• _WORK INSTRUCTIONS_
Single out the lines of the material that contain "name" and copy them.

+ + + +

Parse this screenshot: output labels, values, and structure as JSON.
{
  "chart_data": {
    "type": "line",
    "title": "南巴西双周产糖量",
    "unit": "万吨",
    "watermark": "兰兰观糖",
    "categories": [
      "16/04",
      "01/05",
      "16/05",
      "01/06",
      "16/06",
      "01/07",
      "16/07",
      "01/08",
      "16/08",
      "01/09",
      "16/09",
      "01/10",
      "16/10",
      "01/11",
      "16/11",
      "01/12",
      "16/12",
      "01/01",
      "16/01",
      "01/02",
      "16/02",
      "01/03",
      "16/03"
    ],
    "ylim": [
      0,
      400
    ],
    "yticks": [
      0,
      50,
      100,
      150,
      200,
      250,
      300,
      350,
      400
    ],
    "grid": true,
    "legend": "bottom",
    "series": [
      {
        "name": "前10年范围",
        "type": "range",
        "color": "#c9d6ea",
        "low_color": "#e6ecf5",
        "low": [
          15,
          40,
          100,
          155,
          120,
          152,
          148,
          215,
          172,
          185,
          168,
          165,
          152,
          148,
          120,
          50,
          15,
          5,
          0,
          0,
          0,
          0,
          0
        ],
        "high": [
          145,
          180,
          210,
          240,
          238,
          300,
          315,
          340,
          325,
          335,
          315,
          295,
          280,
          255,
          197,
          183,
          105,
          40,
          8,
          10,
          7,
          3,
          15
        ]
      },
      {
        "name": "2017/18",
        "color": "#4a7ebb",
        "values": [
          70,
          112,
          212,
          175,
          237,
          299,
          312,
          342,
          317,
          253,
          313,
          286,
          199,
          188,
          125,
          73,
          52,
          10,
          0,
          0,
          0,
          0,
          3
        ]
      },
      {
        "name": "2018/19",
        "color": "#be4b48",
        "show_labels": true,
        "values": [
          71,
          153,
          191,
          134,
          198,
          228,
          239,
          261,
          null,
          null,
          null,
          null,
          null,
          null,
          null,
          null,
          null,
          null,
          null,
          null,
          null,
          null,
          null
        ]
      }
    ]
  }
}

+ + + +

• _EXERCISE ANSWER_
        "name": "前10年范围",
        "name": "2017/18",
        "name": "2018/19",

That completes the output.